(Figure content listings)
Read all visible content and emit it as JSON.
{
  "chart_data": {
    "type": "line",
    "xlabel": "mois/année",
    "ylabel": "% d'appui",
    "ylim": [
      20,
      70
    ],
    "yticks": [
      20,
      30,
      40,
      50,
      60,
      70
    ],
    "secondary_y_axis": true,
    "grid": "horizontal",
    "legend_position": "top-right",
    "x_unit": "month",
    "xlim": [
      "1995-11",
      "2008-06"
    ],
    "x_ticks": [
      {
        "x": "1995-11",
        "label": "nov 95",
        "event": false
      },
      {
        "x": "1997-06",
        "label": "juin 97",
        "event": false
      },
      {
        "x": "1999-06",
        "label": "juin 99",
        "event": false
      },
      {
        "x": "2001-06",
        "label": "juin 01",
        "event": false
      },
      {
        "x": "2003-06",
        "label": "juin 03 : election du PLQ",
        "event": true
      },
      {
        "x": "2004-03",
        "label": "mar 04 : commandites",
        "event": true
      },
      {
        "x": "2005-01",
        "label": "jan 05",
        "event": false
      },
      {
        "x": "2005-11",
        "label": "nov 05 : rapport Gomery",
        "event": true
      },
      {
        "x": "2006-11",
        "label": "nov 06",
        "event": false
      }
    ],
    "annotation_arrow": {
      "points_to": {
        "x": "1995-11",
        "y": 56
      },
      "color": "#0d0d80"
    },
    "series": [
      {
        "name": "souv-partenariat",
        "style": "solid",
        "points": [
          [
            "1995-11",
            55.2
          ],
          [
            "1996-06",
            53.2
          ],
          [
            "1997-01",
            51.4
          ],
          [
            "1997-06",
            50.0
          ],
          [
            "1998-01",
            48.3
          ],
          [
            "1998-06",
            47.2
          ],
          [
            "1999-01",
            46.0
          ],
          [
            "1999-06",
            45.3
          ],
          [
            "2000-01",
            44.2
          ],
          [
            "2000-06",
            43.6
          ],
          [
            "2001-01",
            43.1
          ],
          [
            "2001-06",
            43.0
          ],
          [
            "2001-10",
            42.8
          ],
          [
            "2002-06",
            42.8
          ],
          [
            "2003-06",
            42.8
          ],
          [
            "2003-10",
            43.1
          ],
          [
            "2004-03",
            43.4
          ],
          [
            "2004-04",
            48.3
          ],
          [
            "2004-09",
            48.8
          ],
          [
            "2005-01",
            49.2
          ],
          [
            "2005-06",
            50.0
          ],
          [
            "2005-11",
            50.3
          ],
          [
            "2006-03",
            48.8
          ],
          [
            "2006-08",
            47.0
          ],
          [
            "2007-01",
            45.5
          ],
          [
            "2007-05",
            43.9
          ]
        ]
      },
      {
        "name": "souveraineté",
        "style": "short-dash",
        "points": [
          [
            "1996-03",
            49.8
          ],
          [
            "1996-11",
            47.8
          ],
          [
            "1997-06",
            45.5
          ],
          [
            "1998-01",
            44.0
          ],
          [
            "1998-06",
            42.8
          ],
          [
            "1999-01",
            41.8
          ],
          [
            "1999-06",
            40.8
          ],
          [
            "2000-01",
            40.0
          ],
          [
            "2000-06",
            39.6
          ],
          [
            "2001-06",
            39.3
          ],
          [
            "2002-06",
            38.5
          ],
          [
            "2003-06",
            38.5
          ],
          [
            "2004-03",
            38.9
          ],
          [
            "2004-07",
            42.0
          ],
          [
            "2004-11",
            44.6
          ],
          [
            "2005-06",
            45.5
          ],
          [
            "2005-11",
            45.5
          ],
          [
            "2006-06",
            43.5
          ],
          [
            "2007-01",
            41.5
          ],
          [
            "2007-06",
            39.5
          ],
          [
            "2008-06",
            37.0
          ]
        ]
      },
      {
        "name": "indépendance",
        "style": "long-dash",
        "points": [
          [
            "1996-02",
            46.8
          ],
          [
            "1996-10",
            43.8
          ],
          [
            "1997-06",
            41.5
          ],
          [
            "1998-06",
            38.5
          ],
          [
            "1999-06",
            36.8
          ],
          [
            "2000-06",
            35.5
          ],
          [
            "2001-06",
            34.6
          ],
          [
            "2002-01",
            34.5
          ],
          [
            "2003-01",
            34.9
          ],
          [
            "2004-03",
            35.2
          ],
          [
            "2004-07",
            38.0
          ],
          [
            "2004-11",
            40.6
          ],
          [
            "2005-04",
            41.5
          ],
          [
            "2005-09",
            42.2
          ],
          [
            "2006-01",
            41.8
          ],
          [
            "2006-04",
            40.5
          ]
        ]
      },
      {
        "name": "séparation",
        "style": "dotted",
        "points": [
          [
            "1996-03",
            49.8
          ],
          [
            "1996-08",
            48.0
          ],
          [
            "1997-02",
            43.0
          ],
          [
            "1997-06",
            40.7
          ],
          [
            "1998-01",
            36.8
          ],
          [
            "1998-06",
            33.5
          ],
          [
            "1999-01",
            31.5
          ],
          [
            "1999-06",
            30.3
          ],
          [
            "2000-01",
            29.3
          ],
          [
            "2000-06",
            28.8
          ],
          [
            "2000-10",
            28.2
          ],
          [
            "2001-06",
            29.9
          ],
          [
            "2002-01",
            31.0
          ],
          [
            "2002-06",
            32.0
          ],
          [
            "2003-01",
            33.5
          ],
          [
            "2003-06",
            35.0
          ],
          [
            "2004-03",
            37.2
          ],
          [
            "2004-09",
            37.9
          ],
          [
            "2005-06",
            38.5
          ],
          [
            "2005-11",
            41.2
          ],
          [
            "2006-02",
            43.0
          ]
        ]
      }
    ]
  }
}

**EXERCISE REQUIREMENTS**
Repeat the material above in full, quoting it exactly.

**RESULT OF THE EXERCISE**
Read all visible content and emit it as JSON.
{
  "chart_data": {
    "type": "line",
    "xlabel": "mois/année",
    "ylabel": "% d'appui",
    "ylim": [
      20,
      70
    ],
    "yticks": [
      20,
      30,
      40,
      50,
      60,
      70
    ],
    "secondary_y_axis": true,
    "grid": "horizontal",
    "legend_position": "top-right",
    "x_unit": "month",
    "xlim": [
      "1995-11",
      "2008-06"
    ],
    "x_ticks": [
      {
        "x": "1995-11",
        "label": "nov 95",
        "event": false
      },
      {
        "x": "1997-06",
        "label": "juin 97",
        "event": false
      },
      {
        "x": "1999-06",
        "label": "juin 99",
        "event": false
      },
      {
        "x": "2001-06",
        "label": "juin 01",
        "event": false
      },
      {
        "x": "2003-06",
        "label": "juin 03 : election du PLQ",
        "event": true
      },
      {
        "x": "2004-03",
        "label": "mar 04 : commandites",
        "event": true
      },
      {
        "x": "2005-01",
        "label": "jan 05",
        "event": false
      },
      {
        "x": "2005-11",
        "label": "nov 05 : rapport Gomery",
        "event": true
      },
      {
        "x": "2006-11",
        "label": "nov 06",
        "event": false
      }
    ],
    "annotation_arrow": {
      "points_to": {
        "x": "1995-11",
        "y": 56
      },
      "color": "#0d0d80"
    },
    "series": [
      {
        "name": "souv-partenariat",
        "style": "solid",
        "points": [
          [
            "1995-11",
            55.2
          ],
          [
            "1996-06",
            53.2
          ],
          [
            "1997-01",
            51.4
          ],
          [
            "1997-06",
            50.0
          ],
          [
            "1998-01",
            48.3
          ],
          [
            "1998-06",
            47.2
          ],
          [
            "1999-01",
            46.0
          ],
          [
            "1999-06",
            45.3
          ],
          [
            "2000-01",
            44.2
          ],
          [
            "2000-06",
            43.6
          ],
          [
            "2001-01",
            43.1
          ],
          [
            "2001-06",
            43.0
          ],
          [
            "2001-10",
            42.8
          ],
          [
            "2002-06",
            42.8
          ],
          [
            "2003-06",
            42.8
          ],
          [
            "2003-10",
            43.1
          ],
          [
            "2004-03",
            43.4
          ],
          [
            "2004-04",
            48.3
          ],
          [
            "2004-09",
            48.8
          ],
          [
            "2005-01",
            49.2
          ],
          [
            "2005-06",
            50.0
          ],
          [
            "2005-11",
            50.3
          ],
          [
            "2006-03",
            48.8
          ],
          [
            "2006-08",
            47.0
          ],
          [
            "2007-01",
            45.5
          ],
          [
            "2007-05",
            43.9
          ]
        ]
      },
      {
        "name": "souveraineté",
        "style": "short-dash",
        "points": [
          [
            "1996-03",
            49.8
          ],
          [
            "1996-11",
            47.8
          ],
          [
            "1997-06",
            45.5
          ],
          [
            "1998-01",
            44.0
          ],
          [
            "1998-06",
            42.8
          ],
          [
            "1999-01",
            41.8
          ],
          [
            "1999-06",
            40.8
          ],
          [
            "2000-01",
            40.0
          ],
          [
            "2000-06",
            39.6
          ],
          [
            "2001-06",
            39.3
          ],
          [
            "2002-06",
            38.5
          ],
          [
            "2003-06",
            38.5
          ],
          [
            "2004-03",
            38.9
          ],
          [
            "2004-07",
            42.0
          ],
          [
            "2004-11",
            44.6
          ],
          [
            "2005-06",
            45.5
          ],
          [
            "2005-11",
            45.5
          ],
          [
            "2006-06",
            43.5
          ],
          [
            "2007-01",
            41.5
          ],
          [
            "2007-06",
            39.5
          ],
          [
            "2008-06",
            37.0
          ]
        ]
      },
      {
        "name": "indépendance",
        "style": "long-dash",
        "points": [
          [
            "1996-02",
            46.8
          ],
          [
            "1996-10",
            43.8
          ],
          [
            "1997-06",
            41.5
          ],
          [
            "1998-06",
            38.5
          ],
          [
            "1999-06",
            36.8
          ],
          [
            "2000-06",
            35.5
          ],
          [
            "2001-06",
            34.6
          ],
          [
            "2002-01",
            34.5
          ],
          [
            "2003-01",
            34.9
          ],
          [
            "2004-03",
            35.2
          ],
          [
            "2004-07",
            38.0
          ],
          [
            "2004-11",
            40.6
          ],
          [
            "2005-04",
            41.5
          ],
          [
            "2005-09",
            42.2
          ],
          [
            "2006-01",
            41.8
          ],
          [
            "2006-04",
            40.5
          ]
        ]
      },
      {
        "name": "séparation",
        "style": "dotted",
        "points": [
          [
            "1996-03",
            49.8
          ],
          [
            "1996-08",
            48.0
          ],
          [
            "1997-02",
            43.0
          ],
          [
            "1997-06",
            40.7
          ],
          [
            "1998-01",
            36.8
          ],
          [
            "1998-06",
            33.5
          ],
          [
            "1999-01",
            31.5
          ],
          [
            "1999-06",
            30.3
          ],
          [
            "2000-01",
            29.3
          ],
          [
            "2000-06",
            28.8
          ],
          [
            "2000-10",
            28.2
          ],
          [
            "2001-06",
            29.9
          ],
          [
            "2002-01",
            31.0
          ],
          [
            "2002-06",
            32.0
          ],
          [
            "2003-01",
            33.5
          ],
          [
            "2003-06",
            35.0
          ],
          [
            "2004-03",
            37.2
          ],
          [
            "2004-09",
            37.9
          ],
          [
            "2005-06",
            38.5
          ],
          [
            "2005-11",
            41.2
          ],
          [
            "2006-02",
            43.0
          ]
        ]
      }
    ]
  }
}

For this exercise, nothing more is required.